Transcribe the lines between the one holding "Decompose this screenshot" and the one holding "Give me the", inclusive, and leave the pictures out of your answer.

GIVEN RECORDS:
☆ ☆ ☆ ☆ ☆

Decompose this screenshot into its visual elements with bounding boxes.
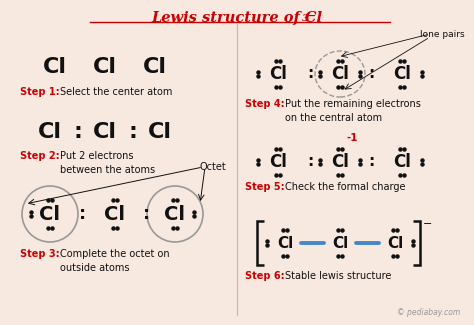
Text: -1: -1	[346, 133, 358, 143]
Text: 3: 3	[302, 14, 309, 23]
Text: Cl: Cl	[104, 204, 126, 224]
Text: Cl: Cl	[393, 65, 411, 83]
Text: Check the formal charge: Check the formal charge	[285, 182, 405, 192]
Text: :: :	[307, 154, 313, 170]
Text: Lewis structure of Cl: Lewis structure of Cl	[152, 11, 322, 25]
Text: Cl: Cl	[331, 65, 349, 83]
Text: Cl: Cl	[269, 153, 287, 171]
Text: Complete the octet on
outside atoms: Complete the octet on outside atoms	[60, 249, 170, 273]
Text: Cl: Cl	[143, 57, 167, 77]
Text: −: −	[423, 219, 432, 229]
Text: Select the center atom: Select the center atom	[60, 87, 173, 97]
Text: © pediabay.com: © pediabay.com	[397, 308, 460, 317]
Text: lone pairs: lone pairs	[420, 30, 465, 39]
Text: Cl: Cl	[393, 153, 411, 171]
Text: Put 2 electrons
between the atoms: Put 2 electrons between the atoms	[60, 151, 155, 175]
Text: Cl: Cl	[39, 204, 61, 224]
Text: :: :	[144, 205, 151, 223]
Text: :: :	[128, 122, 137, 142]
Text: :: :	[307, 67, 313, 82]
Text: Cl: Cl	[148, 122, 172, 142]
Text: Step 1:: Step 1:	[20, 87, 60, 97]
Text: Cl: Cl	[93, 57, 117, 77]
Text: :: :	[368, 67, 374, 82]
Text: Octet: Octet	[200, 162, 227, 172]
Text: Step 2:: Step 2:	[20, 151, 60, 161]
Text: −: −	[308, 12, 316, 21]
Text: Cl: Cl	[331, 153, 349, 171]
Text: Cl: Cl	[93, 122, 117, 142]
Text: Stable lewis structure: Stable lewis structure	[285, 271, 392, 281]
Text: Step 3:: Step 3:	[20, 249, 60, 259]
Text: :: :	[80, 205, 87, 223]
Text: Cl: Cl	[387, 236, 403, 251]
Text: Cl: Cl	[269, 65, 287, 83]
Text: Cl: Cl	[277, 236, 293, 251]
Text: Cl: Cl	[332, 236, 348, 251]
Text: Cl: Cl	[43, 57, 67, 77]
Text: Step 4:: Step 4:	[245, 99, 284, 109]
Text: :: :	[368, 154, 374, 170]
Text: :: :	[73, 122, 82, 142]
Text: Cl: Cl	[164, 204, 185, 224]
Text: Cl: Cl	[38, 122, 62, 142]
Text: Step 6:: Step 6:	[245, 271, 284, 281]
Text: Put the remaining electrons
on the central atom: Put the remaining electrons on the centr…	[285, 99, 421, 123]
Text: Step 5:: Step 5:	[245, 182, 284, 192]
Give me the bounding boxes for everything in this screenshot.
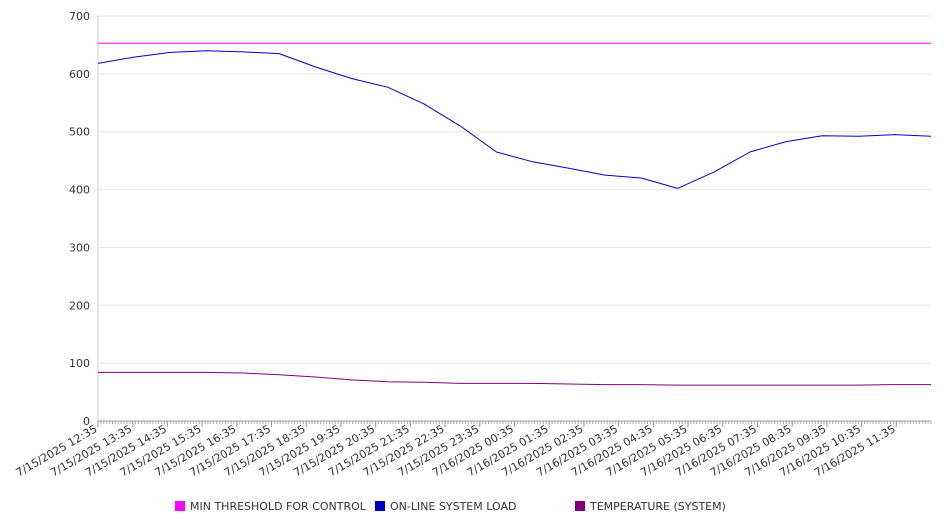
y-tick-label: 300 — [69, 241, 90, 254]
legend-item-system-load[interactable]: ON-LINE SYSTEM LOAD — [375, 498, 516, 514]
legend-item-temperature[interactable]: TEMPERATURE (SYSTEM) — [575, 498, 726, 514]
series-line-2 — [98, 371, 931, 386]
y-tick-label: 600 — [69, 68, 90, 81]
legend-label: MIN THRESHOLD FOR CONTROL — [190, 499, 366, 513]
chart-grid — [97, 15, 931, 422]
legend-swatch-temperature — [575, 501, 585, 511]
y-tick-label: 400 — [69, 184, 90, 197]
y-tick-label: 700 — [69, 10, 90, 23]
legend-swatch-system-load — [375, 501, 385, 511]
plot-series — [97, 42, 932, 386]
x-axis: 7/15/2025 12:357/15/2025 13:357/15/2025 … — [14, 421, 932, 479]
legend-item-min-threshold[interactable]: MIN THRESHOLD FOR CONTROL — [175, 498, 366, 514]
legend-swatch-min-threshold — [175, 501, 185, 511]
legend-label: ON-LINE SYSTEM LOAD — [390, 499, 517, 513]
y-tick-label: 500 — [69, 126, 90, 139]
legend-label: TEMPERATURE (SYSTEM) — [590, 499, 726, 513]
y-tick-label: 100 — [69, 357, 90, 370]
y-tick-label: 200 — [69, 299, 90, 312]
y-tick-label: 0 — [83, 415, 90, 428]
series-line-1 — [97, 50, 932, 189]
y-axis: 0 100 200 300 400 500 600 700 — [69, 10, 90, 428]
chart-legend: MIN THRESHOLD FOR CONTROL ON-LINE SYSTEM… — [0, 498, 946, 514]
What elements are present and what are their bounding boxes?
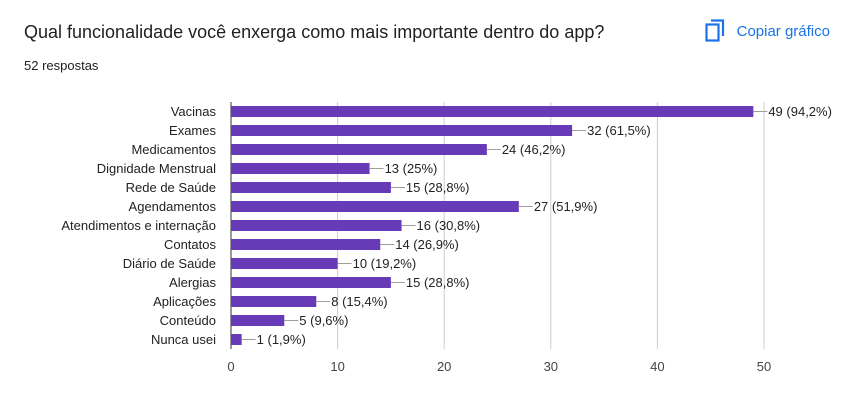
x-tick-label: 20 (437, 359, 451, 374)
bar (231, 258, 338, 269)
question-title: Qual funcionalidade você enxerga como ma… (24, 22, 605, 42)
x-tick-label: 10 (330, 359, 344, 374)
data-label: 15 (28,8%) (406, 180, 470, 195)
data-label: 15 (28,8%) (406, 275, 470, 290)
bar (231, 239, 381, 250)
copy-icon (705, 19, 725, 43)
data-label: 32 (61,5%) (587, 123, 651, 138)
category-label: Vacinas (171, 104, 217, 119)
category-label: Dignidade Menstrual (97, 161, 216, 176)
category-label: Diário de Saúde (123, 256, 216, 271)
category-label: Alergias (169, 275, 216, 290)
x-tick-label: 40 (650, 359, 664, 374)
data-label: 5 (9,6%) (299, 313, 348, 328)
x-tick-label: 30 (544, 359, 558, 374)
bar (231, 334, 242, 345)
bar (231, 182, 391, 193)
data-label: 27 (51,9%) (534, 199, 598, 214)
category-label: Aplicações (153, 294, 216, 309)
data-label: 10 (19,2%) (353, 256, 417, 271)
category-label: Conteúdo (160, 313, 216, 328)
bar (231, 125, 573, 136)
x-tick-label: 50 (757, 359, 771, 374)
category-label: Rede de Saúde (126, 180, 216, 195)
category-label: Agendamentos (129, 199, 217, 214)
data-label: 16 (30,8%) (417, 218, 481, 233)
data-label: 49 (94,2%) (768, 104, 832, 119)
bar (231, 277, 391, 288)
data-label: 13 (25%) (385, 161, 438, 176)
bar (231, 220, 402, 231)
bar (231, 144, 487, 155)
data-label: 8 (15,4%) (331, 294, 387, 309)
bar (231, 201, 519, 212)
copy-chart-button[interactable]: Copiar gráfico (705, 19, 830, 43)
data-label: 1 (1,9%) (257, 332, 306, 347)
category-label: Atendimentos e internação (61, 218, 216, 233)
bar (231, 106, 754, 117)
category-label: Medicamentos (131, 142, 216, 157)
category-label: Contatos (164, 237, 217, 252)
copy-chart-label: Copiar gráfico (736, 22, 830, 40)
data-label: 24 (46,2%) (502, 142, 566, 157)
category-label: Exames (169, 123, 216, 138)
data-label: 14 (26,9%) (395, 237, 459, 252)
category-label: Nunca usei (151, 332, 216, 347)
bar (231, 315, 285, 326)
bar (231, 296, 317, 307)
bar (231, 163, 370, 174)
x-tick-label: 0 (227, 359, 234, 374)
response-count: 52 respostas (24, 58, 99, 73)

☆ ☆ ☆ ☆ ☆

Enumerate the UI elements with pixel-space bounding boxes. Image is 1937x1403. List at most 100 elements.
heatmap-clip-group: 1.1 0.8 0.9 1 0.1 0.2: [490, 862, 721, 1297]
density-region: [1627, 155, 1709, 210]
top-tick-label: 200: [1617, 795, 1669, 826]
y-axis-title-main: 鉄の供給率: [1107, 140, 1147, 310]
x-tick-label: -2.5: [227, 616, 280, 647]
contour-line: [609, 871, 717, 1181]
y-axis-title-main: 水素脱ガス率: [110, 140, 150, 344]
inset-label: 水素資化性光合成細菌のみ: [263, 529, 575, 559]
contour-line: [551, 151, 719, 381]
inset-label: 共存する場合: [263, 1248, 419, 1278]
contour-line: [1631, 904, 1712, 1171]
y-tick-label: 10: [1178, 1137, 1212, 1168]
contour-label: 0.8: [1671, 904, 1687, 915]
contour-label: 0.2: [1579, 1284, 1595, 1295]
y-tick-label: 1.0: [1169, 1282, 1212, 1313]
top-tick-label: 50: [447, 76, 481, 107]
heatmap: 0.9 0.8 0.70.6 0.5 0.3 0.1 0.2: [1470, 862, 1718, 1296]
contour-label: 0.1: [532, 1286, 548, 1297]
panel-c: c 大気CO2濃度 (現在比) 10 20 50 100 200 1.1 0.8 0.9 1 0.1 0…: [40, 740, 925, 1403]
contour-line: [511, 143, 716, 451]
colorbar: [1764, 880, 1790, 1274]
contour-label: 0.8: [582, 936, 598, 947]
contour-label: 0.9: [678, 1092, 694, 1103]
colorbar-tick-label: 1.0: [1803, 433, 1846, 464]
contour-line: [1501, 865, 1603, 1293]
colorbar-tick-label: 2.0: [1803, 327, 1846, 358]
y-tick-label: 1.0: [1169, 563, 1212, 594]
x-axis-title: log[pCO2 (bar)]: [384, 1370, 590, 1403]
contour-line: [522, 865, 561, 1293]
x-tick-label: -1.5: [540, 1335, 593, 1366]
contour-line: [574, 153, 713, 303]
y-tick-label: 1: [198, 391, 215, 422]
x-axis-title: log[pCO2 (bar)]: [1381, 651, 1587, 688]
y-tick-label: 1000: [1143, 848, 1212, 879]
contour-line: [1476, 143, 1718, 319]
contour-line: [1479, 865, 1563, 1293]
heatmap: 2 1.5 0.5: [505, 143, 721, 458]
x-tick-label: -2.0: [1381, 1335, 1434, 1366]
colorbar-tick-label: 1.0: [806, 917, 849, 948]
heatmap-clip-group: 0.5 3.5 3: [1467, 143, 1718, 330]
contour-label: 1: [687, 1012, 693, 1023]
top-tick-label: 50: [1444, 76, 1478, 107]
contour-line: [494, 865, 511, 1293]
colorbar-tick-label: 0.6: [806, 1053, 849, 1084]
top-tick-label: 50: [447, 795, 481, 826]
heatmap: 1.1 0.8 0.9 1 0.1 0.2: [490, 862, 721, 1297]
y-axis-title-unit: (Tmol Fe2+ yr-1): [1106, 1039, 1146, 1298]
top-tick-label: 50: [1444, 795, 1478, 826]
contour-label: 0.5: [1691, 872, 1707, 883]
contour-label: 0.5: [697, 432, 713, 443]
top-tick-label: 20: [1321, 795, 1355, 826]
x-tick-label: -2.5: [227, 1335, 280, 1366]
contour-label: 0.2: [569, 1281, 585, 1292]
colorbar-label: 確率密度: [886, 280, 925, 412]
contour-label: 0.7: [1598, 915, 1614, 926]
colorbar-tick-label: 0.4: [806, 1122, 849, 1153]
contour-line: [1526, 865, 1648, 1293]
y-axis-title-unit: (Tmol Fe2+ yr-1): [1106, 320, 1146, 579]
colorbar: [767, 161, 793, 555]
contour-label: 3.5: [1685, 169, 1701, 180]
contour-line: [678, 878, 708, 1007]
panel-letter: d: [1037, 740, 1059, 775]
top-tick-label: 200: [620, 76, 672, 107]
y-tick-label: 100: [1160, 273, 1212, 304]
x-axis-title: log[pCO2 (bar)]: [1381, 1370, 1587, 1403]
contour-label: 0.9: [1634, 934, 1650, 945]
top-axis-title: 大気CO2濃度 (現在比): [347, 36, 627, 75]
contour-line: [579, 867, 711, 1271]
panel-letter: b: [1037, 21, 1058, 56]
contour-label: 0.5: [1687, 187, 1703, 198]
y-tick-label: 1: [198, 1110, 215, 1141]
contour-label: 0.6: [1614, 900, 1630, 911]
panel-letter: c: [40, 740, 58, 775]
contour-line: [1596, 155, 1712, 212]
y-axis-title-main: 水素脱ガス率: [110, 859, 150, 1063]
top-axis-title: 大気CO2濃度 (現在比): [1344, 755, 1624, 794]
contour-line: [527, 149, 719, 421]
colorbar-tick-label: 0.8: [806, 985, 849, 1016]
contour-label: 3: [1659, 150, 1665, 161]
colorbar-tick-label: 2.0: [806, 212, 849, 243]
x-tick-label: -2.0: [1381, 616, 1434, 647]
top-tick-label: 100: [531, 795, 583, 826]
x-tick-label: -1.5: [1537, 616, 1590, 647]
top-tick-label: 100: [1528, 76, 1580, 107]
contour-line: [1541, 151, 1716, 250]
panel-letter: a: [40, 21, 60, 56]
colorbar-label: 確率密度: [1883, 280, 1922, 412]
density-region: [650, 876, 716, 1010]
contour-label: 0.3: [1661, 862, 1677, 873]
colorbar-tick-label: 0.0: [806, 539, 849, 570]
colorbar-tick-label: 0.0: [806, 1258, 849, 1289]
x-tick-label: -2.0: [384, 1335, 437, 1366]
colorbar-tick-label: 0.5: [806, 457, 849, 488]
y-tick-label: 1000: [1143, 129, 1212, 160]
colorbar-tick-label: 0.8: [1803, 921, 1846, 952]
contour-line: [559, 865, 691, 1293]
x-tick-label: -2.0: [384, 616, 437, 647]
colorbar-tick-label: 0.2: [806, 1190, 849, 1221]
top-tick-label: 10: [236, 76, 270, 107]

☆ ☆ ☆ ☆ ☆

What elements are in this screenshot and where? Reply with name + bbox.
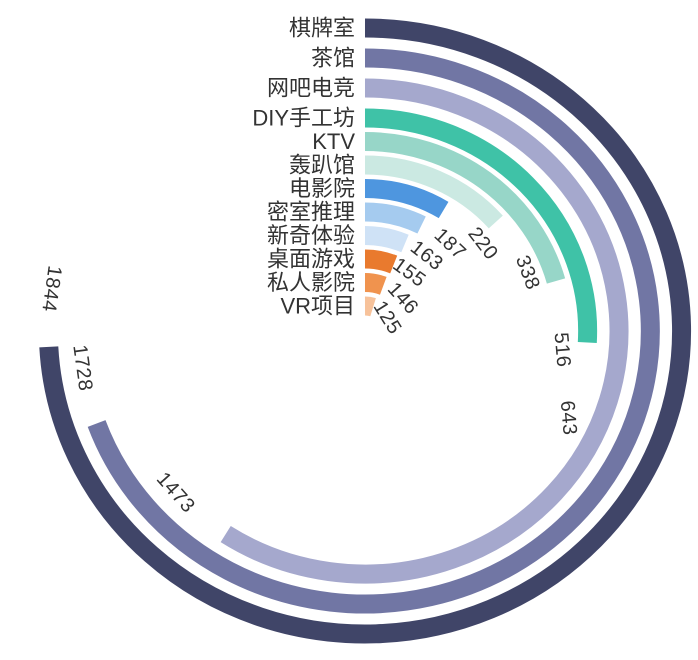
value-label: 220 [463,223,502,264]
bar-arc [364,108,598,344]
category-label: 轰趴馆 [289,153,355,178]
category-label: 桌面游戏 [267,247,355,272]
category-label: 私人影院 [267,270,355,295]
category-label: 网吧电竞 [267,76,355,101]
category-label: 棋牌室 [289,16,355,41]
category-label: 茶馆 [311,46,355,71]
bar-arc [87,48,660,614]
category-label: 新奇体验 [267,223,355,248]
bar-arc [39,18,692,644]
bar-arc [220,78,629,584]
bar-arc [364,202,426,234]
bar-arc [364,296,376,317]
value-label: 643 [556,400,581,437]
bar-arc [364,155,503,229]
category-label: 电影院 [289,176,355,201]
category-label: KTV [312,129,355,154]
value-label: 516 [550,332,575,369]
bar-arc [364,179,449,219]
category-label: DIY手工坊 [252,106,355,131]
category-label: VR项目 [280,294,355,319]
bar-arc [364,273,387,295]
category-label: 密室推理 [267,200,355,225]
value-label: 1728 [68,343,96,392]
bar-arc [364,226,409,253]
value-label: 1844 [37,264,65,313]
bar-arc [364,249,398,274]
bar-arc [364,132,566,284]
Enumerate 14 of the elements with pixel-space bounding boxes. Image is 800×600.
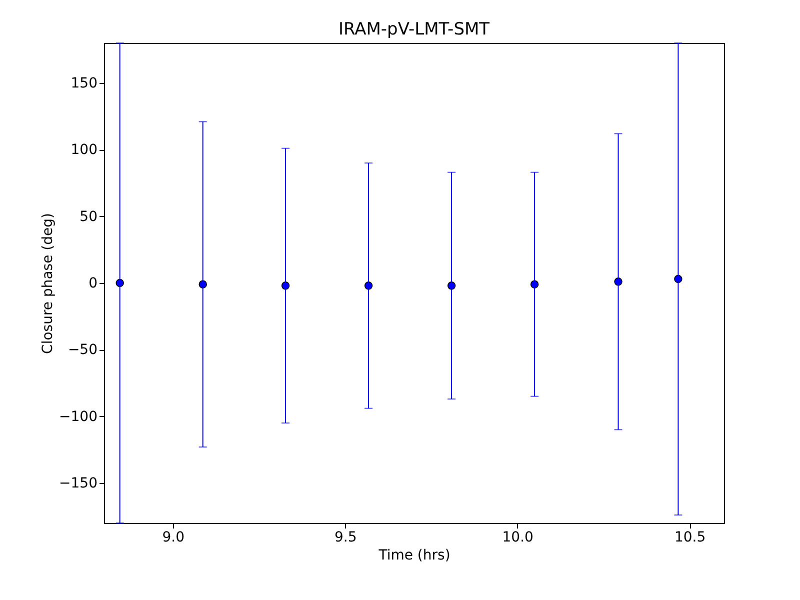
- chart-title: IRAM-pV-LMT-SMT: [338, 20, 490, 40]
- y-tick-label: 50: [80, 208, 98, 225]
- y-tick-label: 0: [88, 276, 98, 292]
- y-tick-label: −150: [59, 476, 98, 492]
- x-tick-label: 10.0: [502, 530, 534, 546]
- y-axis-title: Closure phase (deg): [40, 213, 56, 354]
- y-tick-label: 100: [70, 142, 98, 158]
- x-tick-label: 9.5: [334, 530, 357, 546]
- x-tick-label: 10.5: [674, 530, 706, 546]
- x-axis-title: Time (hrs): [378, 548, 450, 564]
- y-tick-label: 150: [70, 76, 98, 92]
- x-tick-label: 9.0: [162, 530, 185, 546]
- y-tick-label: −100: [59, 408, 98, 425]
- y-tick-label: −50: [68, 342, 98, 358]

☆ ☆ ☆ ☆ ☆

THE RESPONSE:
Decompose this screenshot into its visual elements with bounding boxes.
Text: -1: -1	[346, 133, 358, 143]
Text: 3: 3	[302, 14, 309, 23]
Text: Cl: Cl	[104, 204, 126, 224]
Text: Cl: Cl	[393, 65, 411, 83]
Text: Check the formal charge: Check the formal charge	[285, 182, 405, 192]
Text: :: :	[307, 154, 313, 170]
Text: Lewis structure of Cl: Lewis structure of Cl	[152, 11, 322, 25]
Text: Cl: Cl	[331, 65, 349, 83]
Text: Cl: Cl	[269, 153, 287, 171]
Text: Complete the octet on
outside atoms: Complete the octet on outside atoms	[60, 249, 170, 273]
Text: Cl: Cl	[143, 57, 167, 77]
Text: −: −	[423, 219, 432, 229]
Text: Select the center atom: Select the center atom	[60, 87, 173, 97]
Text: © pediabay.com: © pediabay.com	[397, 308, 460, 317]
Text: lone pairs: lone pairs	[420, 30, 465, 39]
Text: Cl: Cl	[393, 153, 411, 171]
Text: Put 2 electrons
between the atoms: Put 2 electrons between the atoms	[60, 151, 155, 175]
Text: Cl: Cl	[39, 204, 61, 224]
Text: :: :	[144, 205, 151, 223]
Text: :: :	[128, 122, 137, 142]
Text: :: :	[307, 67, 313, 82]
Text: Cl: Cl	[148, 122, 172, 142]
Text: Step 1:: Step 1:	[20, 87, 60, 97]
Text: Cl: Cl	[93, 57, 117, 77]
Text: :: :	[368, 67, 374, 82]
Text: Octet: Octet	[200, 162, 227, 172]
Text: Step 2:: Step 2:	[20, 151, 60, 161]
Text: −: −	[308, 12, 316, 21]
Text: Cl: Cl	[331, 153, 349, 171]
Text: Cl: Cl	[93, 122, 117, 142]
Text: Stable lewis structure: Stable lewis structure	[285, 271, 392, 281]
Text: Step 3:: Step 3:	[20, 249, 60, 259]
Text: :: :	[80, 205, 87, 223]
Text: Cl: Cl	[387, 236, 403, 251]
Text: Cl: Cl	[269, 65, 287, 83]
Text: Cl: Cl	[277, 236, 293, 251]
Text: Cl: Cl	[332, 236, 348, 251]
Text: Cl: Cl	[43, 57, 67, 77]
Text: Step 4:: Step 4:	[245, 99, 284, 109]
Text: :: :	[368, 154, 374, 170]
Text: :: :	[73, 122, 82, 142]
Text: Cl: Cl	[164, 204, 185, 224]
Text: Cl: Cl	[38, 122, 62, 142]
Text: Step 6:: Step 6:	[245, 271, 284, 281]
Text: Put the remaining electrons
on the central atom: Put the remaining electrons on the centr…	[285, 99, 421, 123]
Text: Step 5:: Step 5:	[245, 182, 284, 192]
Give me the bounding boxes for everything in this screenshot.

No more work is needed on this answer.